Reproduce the records below exactly as they appear.

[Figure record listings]
==========

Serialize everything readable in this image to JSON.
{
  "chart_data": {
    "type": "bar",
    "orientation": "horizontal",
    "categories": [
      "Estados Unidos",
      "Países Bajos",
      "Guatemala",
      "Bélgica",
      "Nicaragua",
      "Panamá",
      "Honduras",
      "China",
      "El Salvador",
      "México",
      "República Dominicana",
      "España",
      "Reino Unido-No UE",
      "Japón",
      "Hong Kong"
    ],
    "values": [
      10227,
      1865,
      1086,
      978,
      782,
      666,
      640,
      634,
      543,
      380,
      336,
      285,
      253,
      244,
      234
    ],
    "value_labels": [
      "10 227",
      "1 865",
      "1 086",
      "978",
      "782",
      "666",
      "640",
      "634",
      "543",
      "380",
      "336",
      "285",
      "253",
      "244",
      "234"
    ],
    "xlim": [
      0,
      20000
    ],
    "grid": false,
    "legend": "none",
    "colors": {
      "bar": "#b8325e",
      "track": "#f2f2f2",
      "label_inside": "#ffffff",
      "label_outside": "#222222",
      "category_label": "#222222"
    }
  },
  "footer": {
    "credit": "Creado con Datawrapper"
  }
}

==========

FULL OUTPUT.
Serialize everything readable in this image to JSON.
{
  "chart_data": {
    "type": "bar",
    "orientation": "horizontal",
    "categories": [
      "Estados Unidos",
      "Países Bajos",
      "Guatemala",
      "Bélgica",
      "Nicaragua",
      "Panamá",
      "Honduras",
      "China",
      "El Salvador",
      "México",
      "República Dominicana",
      "España",
      "Reino Unido-No UE",
      "Japón",
      "Hong Kong"
    ],
    "values": [
      10227,
      1865,
      1086,
      978,
      782,
      666,
      640,
      634,
      543,
      380,
      336,
      285,
      253,
      244,
      234
    ],
    "value_labels": [
      "10 227",
      "1 865",
      "1 086",
      "978",
      "782",
      "666",
      "640",
      "634",
      "543",
      "380",
      "336",
      "285",
      "253",
      "244",
      "234"
    ],
    "xlim": [
      0,
      20000
    ],
    "grid": false,
    "legend": "none",
    "colors": {
      "bar": "#b8325e",
      "track": "#f2f2f2",
      "label_inside": "#ffffff",
      "label_outside": "#222222",
      "category_label": "#222222"
    }
  },
  "footer": {
    "credit": "Creado con Datawrapper"
  }
}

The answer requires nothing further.